## Start

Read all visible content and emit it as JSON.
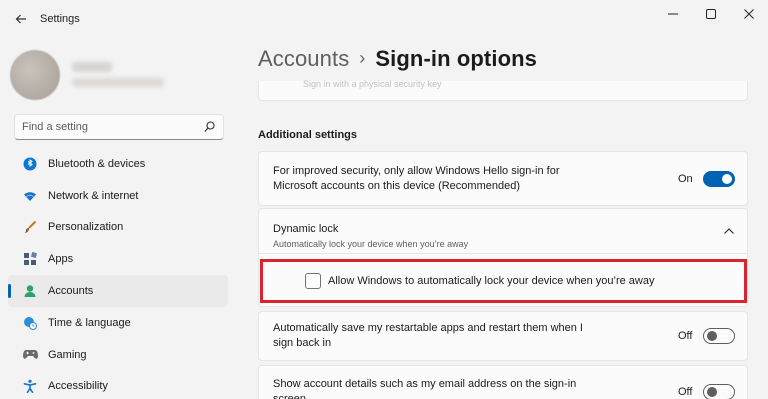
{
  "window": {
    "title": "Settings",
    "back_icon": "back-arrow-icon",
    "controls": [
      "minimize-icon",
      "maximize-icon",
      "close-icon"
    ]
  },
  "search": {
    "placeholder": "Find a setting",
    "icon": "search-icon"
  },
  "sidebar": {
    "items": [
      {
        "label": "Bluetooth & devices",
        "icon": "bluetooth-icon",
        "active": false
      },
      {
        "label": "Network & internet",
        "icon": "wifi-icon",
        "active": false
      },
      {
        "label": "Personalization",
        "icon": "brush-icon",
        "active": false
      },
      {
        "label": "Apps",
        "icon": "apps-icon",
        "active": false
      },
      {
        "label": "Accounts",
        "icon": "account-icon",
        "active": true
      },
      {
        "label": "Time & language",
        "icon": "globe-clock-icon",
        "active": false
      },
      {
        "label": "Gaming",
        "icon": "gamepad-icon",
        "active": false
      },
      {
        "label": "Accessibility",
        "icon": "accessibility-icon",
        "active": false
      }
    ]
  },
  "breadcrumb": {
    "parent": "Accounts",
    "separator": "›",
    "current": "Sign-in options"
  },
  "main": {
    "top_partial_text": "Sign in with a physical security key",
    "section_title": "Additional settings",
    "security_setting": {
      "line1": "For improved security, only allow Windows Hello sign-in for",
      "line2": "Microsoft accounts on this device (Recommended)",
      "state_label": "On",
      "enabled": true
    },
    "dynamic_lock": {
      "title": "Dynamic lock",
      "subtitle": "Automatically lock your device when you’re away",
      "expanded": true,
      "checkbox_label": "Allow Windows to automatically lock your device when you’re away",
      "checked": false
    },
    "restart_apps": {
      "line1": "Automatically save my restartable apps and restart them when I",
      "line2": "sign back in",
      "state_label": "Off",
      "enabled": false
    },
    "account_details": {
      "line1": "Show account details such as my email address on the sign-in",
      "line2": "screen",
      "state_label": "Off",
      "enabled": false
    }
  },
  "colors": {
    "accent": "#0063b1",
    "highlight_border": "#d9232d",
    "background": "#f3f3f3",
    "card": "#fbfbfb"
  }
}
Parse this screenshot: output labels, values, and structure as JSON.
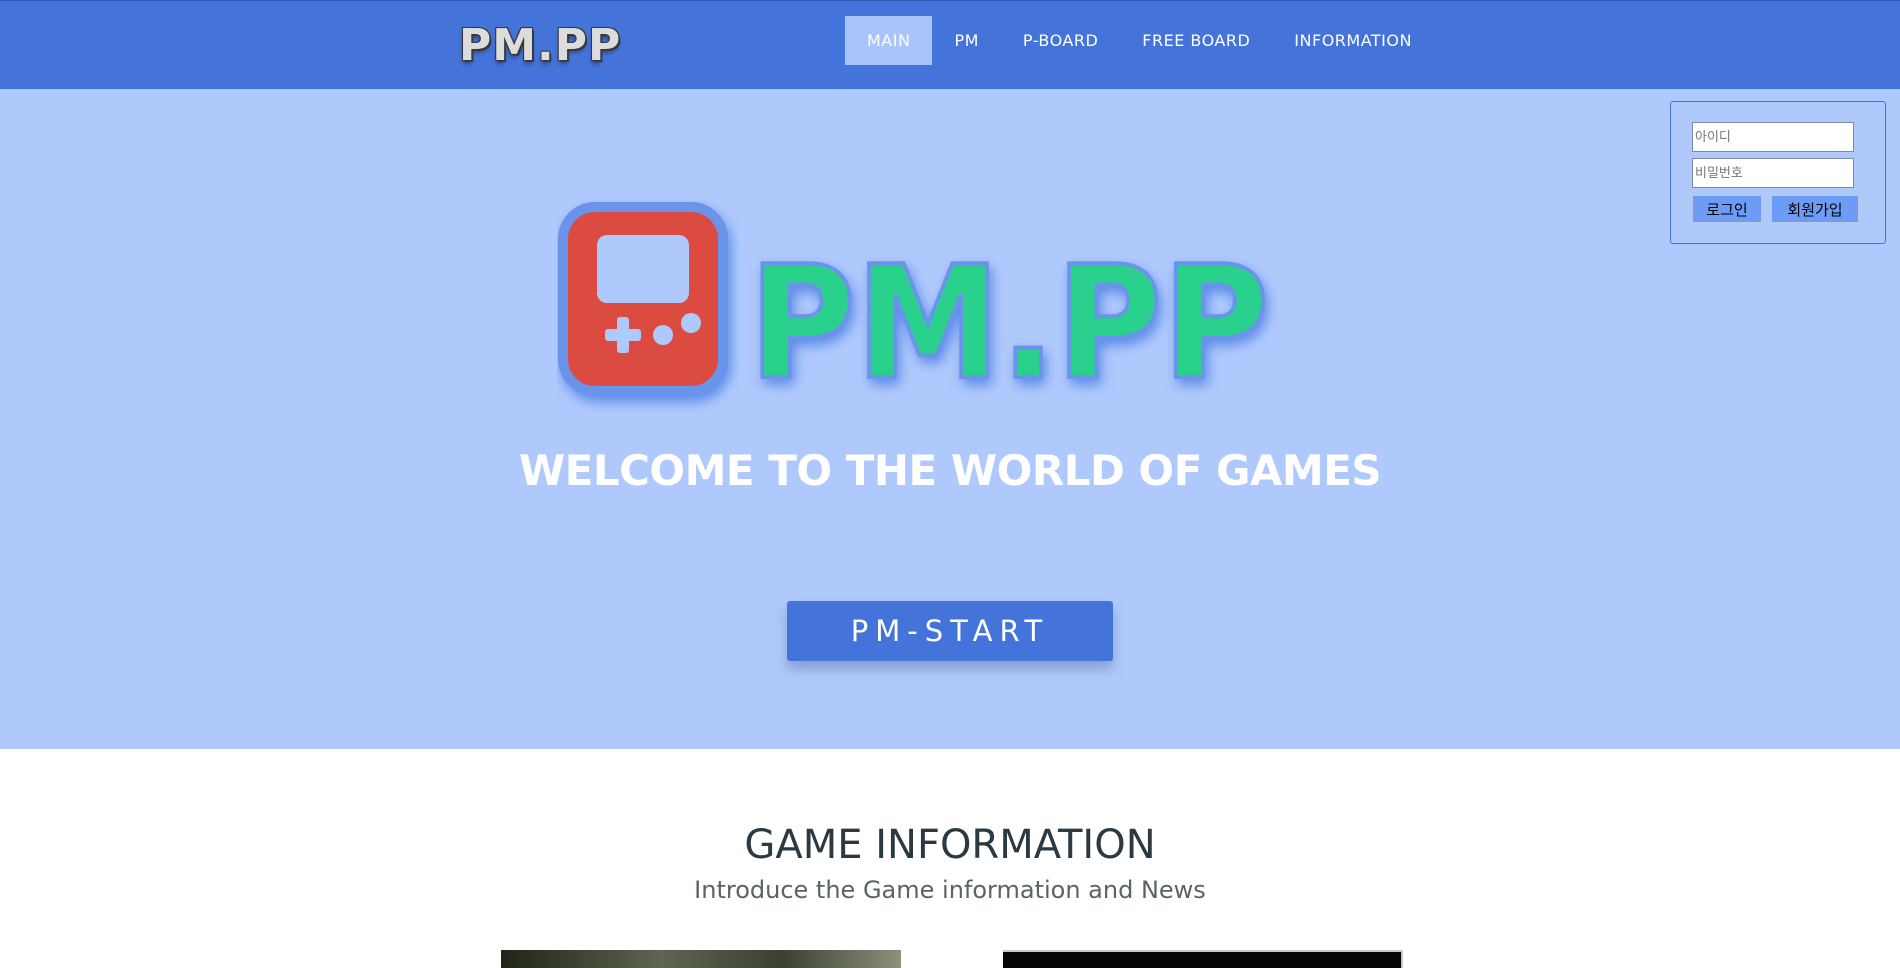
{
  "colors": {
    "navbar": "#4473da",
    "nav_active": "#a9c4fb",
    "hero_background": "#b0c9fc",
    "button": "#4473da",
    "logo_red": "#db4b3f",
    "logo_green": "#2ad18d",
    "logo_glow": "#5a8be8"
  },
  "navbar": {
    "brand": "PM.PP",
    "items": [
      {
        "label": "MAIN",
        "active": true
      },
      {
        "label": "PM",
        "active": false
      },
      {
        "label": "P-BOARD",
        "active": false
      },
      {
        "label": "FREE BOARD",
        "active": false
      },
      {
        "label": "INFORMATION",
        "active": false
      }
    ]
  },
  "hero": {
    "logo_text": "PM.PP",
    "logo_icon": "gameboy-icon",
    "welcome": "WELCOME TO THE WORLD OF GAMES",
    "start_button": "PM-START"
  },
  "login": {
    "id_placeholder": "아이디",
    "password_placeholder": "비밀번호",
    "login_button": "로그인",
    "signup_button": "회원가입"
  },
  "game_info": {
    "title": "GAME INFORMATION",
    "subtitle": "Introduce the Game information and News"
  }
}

## End

Do this:
Reproduce the data word for word, excluding its pictures.

Problem solution:
Read all visible content and emit it as JSON.
{
  "window": {
    "title": "Settings",
    "back_icon": "back-arrow-icon",
    "controls": [
      "minimize-icon",
      "maximize-icon",
      "close-icon"
    ]
  },
  "search": {
    "placeholder": "Find a setting",
    "icon": "search-icon"
  },
  "sidebar": {
    "items": [
      {
        "label": "Bluetooth & devices",
        "icon": "bluetooth-icon",
        "active": false
      },
      {
        "label": "Network & internet",
        "icon": "wifi-icon",
        "active": false
      },
      {
        "label": "Personalization",
        "icon": "brush-icon",
        "active": false
      },
      {
        "label": "Apps",
        "icon": "apps-icon",
        "active": false
      },
      {
        "label": "Accounts",
        "icon": "account-icon",
        "active": true
      },
      {
        "label": "Time & language",
        "icon": "globe-clock-icon",
        "active": false
      },
      {
        "label": "Gaming",
        "icon": "gamepad-icon",
        "active": false
      },
      {
        "label": "Accessibility",
        "icon": "accessibility-icon",
        "active": false
      }
    ]
  },
  "breadcrumb": {
    "parent": "Accounts",
    "separator": "›",
    "current": "Sign-in options"
  },
  "main": {
    "top_partial_text": "Sign in with a physical security key",
    "section_title": "Additional settings",
    "security_setting": {
      "line1": "For improved security, only allow Windows Hello sign-in for",
      "line2": "Microsoft accounts on this device (Recommended)",
      "state_label": "On",
      "enabled": true
    },
    "dynamic_lock": {
      "title": "Dynamic lock",
      "subtitle": "Automatically lock your device when you’re away",
      "expanded": true,
      "checkbox_label": "Allow Windows to automatically lock your device when you’re away",
      "checked": false
    },
    "restart_apps": {
      "line1": "Automatically save my restartable apps and restart them when I",
      "line2": "sign back in",
      "state_label": "Off",
      "enabled": false
    },
    "account_details": {
      "line1": "Show account details such as my email address on the sign-in",
      "line2": "screen",
      "state_label": "Off",
      "enabled": false
    }
  },
  "colors": {
    "accent": "#0063b1",
    "highlight_border": "#d9232d",
    "background": "#f3f3f3",
    "card": "#fbfbfb"
  }
}
Parse this screenshot: output labels, values, and structure as JSON.
{
  "colors": {
    "navbar": "#4473da",
    "nav_active": "#a9c4fb",
    "hero_background": "#b0c9fc",
    "button": "#4473da",
    "logo_red": "#db4b3f",
    "logo_green": "#2ad18d",
    "logo_glow": "#5a8be8"
  },
  "navbar": {
    "brand": "PM.PP",
    "items": [
      {
        "label": "MAIN",
        "active": true
      },
      {
        "label": "PM",
        "active": false
      },
      {
        "label": "P-BOARD",
        "active": false
      },
      {
        "label": "FREE BOARD",
        "active": false
      },
      {
        "label": "INFORMATION",
        "active": false
      }
    ]
  },
  "hero": {
    "logo_text": "PM.PP",
    "logo_icon": "gameboy-icon",
    "welcome": "WELCOME TO THE WORLD OF GAMES",
    "start_button": "PM-START"
  },
  "login": {
    "id_placeholder": "아이디",
    "password_placeholder": "비밀번호",
    "login_button": "로그인",
    "signup_button": "회원가입"
  },
  "game_info": {
    "title": "GAME INFORMATION",
    "subtitle": "Introduce the Game information and News"
  }
}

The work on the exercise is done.